Set problem>
Select all lines in the records that include "activities".

Records shown>

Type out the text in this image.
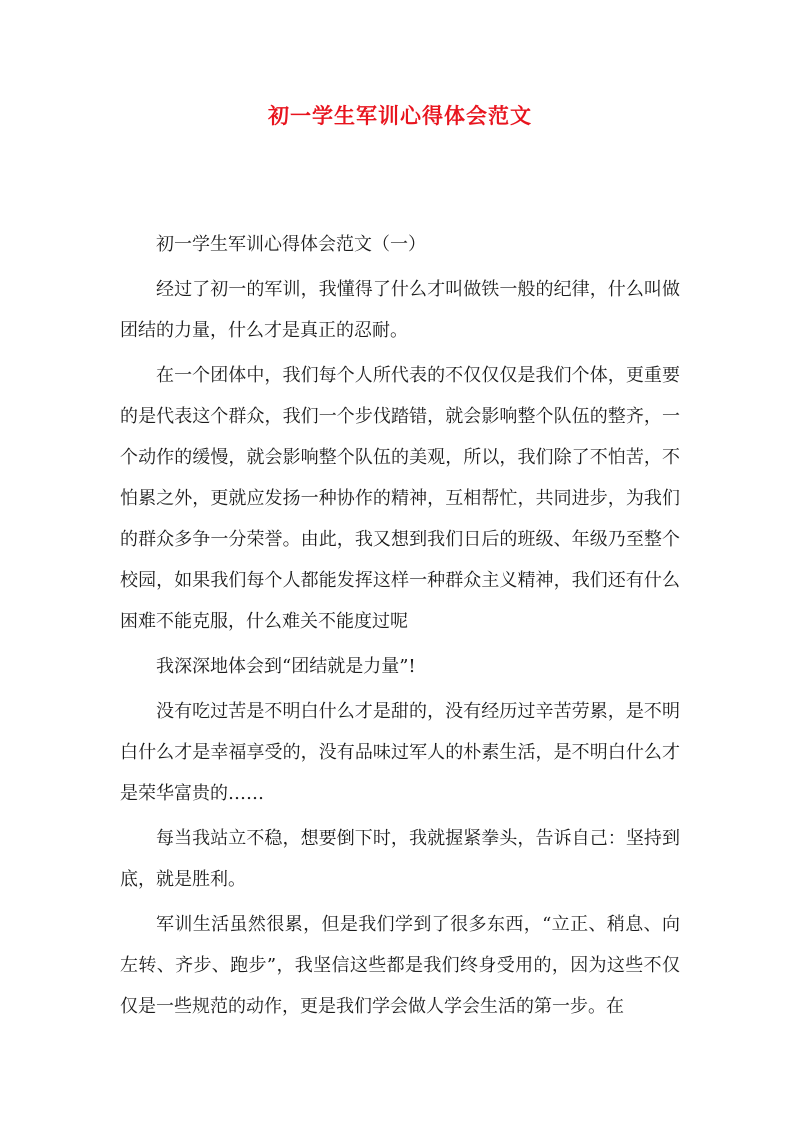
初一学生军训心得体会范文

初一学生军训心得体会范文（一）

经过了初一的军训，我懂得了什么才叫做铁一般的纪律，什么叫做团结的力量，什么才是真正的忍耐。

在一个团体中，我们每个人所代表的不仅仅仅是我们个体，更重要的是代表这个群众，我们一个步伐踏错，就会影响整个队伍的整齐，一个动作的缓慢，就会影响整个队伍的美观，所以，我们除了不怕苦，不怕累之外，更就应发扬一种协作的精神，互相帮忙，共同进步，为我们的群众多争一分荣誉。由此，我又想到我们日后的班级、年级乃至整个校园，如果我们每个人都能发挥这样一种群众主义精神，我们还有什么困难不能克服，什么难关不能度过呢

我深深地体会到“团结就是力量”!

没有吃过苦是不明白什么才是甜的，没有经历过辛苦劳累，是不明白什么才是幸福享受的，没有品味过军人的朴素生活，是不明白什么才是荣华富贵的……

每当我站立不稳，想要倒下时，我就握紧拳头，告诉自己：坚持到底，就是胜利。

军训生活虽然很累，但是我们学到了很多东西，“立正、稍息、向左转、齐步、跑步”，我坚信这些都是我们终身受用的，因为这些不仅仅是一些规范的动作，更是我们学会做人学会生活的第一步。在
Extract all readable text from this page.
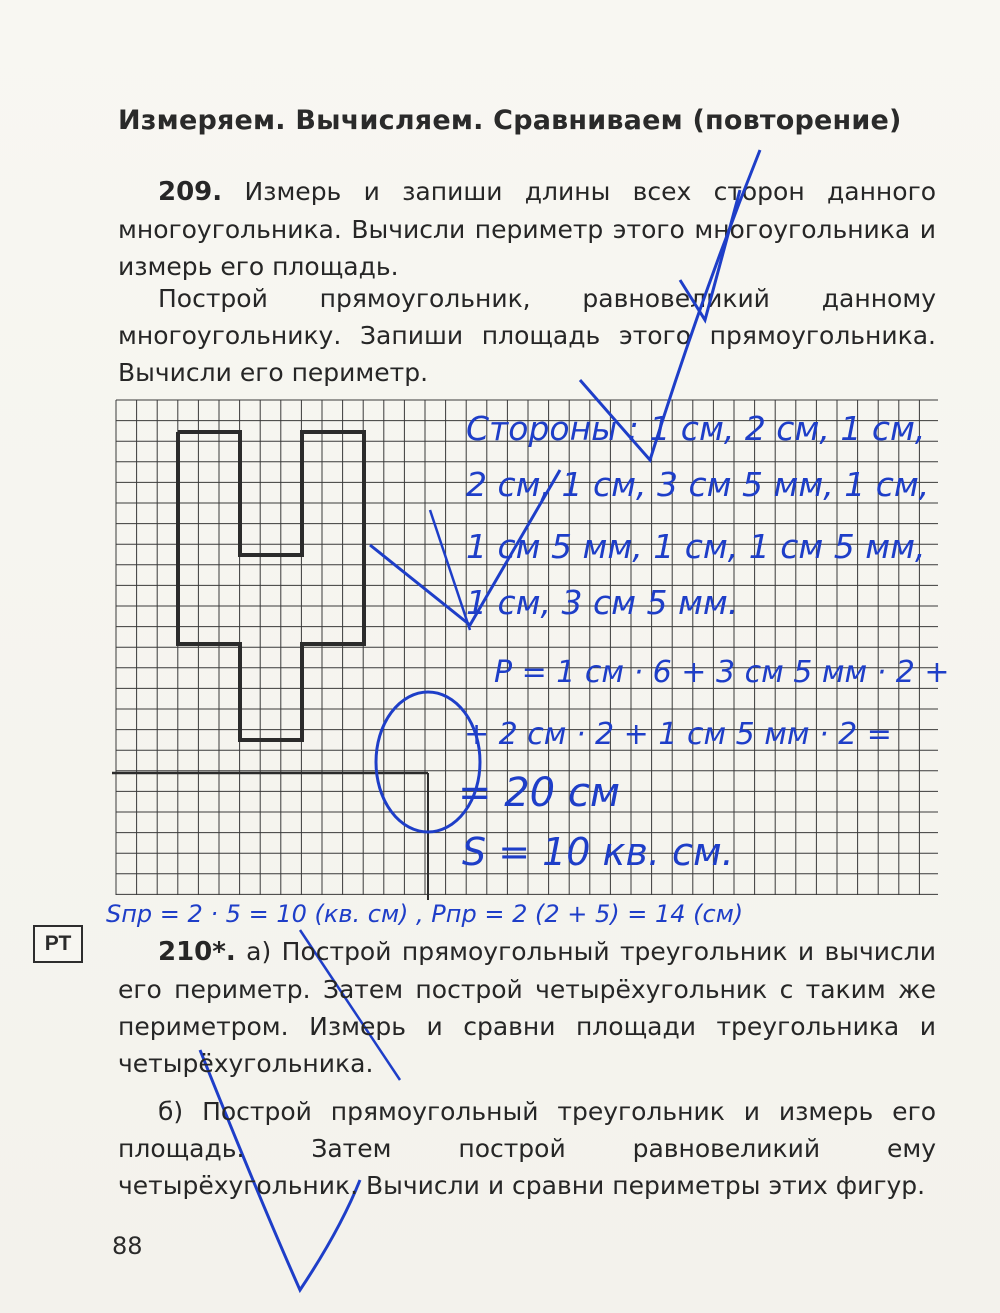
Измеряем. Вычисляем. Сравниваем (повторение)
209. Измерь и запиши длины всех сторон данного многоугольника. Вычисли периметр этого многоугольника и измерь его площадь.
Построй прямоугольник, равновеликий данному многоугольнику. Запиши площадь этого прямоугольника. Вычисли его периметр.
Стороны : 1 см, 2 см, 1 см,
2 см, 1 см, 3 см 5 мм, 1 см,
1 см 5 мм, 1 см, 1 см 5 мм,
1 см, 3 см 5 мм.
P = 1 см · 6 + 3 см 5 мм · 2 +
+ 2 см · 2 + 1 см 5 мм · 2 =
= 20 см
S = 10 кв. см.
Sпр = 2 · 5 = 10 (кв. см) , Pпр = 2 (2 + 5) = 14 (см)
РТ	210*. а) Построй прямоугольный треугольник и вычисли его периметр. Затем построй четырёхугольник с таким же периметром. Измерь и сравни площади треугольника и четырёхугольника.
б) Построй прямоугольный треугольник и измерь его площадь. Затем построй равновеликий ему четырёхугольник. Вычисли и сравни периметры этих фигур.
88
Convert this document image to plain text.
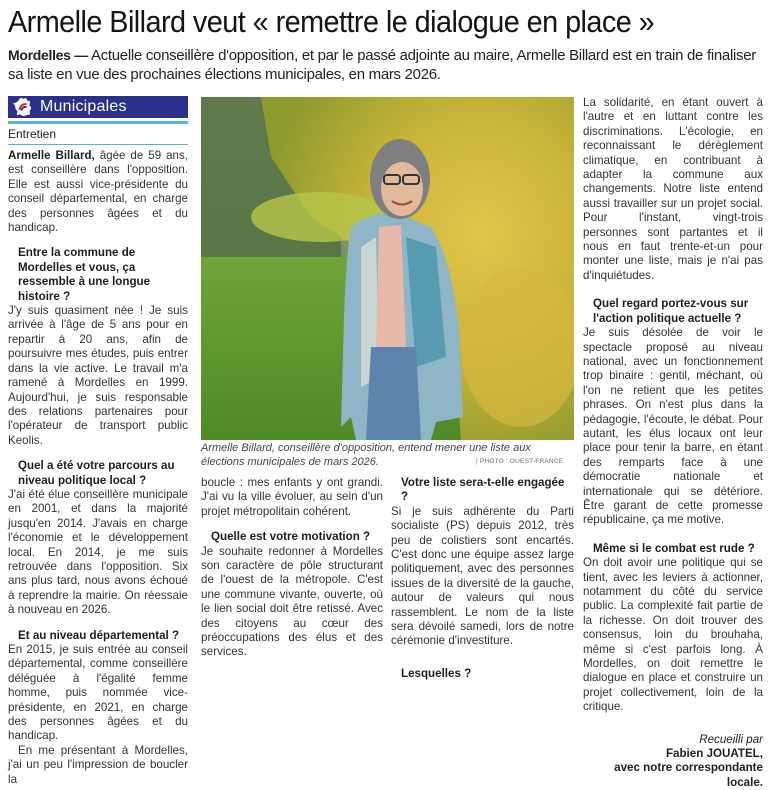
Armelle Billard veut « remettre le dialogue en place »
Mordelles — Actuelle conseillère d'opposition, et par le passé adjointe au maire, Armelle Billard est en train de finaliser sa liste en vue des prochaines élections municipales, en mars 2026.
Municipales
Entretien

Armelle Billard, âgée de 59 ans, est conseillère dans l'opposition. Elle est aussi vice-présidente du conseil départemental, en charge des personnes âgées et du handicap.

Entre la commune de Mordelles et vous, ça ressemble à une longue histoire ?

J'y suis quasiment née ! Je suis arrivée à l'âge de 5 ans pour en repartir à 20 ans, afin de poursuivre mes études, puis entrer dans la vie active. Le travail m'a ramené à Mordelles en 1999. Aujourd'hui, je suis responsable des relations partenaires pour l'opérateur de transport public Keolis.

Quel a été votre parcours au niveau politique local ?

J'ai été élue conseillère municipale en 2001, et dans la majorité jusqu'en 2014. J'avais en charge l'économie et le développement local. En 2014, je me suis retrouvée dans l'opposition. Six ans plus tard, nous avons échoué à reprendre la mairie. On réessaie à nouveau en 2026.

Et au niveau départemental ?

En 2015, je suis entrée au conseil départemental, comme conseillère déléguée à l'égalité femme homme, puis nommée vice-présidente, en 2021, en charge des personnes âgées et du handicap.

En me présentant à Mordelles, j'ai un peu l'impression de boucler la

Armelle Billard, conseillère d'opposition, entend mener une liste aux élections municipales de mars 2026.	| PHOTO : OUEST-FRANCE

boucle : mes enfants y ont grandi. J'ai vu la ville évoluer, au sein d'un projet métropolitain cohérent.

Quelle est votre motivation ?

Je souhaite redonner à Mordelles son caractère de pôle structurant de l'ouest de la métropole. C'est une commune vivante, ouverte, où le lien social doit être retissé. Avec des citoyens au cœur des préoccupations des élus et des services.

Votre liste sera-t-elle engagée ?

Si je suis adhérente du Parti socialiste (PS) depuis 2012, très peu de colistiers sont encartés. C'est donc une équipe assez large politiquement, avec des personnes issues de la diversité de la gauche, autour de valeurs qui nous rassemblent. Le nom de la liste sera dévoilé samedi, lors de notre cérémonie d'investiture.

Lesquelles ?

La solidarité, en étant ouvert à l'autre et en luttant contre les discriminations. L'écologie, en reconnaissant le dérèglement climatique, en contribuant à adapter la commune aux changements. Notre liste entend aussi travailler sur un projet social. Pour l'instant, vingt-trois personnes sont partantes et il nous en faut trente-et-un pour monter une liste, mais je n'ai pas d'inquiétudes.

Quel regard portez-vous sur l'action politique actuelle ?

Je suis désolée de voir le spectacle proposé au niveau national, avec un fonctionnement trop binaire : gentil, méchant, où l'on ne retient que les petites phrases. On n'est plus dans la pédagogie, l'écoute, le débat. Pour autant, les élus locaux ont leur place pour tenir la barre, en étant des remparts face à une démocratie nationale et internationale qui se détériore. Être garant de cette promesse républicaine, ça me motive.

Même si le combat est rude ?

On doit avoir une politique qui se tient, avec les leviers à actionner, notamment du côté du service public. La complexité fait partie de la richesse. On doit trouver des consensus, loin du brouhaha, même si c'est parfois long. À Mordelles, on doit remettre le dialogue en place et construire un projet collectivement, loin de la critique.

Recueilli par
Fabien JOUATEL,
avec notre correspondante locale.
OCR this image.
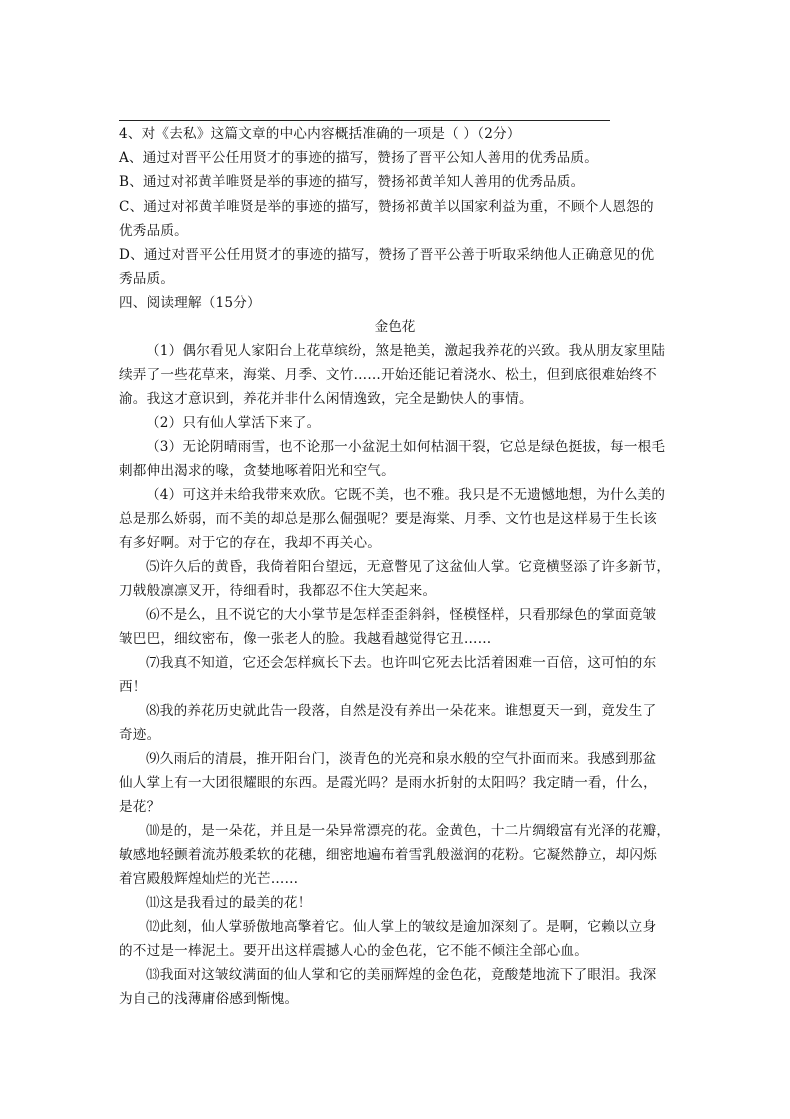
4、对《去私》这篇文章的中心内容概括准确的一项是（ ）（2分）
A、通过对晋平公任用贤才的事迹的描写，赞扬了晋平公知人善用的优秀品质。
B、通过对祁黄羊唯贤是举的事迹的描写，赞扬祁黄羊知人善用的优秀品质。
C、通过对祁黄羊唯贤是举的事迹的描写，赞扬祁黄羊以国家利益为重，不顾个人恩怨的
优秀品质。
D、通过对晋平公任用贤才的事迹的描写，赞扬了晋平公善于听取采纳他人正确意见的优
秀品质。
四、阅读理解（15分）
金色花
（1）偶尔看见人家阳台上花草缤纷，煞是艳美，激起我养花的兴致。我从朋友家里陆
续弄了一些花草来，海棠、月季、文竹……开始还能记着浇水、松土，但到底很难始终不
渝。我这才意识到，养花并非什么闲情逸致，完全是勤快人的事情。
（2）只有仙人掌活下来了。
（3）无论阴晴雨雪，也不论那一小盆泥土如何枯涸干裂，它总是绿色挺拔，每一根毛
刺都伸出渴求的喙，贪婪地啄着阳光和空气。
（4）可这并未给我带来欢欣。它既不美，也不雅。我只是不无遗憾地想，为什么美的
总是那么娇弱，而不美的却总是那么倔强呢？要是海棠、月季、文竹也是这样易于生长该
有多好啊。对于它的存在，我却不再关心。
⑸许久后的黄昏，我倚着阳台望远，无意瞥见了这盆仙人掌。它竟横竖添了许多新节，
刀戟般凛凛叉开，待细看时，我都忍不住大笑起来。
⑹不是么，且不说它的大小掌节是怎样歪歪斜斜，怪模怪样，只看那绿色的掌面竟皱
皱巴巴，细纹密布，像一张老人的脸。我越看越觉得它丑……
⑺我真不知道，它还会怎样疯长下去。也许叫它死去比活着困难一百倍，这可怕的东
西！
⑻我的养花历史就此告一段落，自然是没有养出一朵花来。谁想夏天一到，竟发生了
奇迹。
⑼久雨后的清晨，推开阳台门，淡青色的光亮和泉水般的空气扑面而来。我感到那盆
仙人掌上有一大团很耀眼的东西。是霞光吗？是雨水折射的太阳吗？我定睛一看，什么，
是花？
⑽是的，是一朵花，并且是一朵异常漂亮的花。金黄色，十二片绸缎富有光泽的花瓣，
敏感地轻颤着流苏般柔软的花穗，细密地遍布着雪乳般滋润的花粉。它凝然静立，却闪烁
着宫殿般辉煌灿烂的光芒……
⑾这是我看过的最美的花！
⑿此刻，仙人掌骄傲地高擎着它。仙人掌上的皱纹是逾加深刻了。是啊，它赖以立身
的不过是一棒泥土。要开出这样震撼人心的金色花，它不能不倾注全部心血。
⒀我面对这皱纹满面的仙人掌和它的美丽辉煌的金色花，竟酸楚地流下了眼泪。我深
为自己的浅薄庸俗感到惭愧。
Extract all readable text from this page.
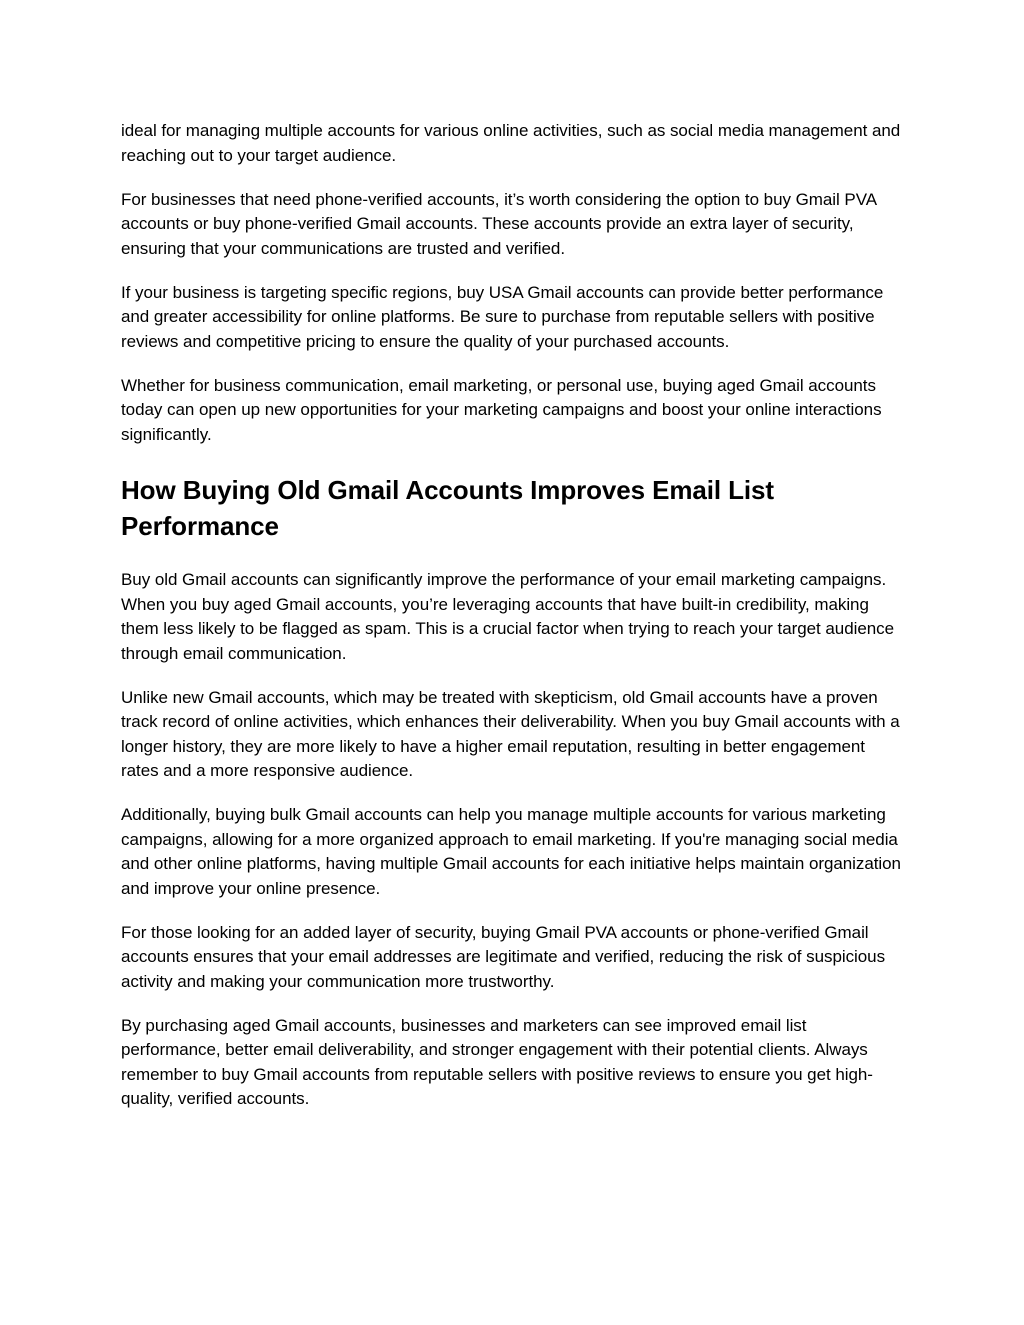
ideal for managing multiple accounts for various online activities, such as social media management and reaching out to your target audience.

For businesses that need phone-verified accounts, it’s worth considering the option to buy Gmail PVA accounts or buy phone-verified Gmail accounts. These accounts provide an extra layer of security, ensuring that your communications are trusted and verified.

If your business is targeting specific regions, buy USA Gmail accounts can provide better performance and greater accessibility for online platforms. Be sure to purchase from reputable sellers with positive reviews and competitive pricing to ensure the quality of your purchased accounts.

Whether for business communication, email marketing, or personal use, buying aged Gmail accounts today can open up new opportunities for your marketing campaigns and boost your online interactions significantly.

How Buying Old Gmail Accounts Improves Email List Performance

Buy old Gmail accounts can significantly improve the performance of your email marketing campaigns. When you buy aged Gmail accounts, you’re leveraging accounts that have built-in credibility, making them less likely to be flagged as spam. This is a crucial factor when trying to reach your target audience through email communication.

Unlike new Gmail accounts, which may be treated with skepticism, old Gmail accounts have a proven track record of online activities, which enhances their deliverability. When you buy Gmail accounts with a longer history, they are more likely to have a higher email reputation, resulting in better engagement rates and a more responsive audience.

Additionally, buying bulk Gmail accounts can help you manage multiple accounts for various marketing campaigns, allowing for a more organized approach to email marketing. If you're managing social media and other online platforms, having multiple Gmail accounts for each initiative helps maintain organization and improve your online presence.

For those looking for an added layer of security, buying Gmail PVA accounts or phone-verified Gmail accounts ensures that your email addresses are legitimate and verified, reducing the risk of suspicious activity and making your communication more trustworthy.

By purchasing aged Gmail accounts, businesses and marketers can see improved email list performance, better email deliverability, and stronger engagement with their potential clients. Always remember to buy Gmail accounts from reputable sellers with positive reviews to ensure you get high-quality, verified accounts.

Exercise answer>
ideal for managing multiple accounts for various online activities, such as social media management and reaching out to your target audience.
Unlike new Gmail accounts, which may be treated with skepticism, old Gmail accounts have a proven track record of online activities, which enhances their deliverability. When you buy Gmail accounts with a longer history, they are more likely to have a higher email reputation, resulting in better engagement rates and a more responsive audience.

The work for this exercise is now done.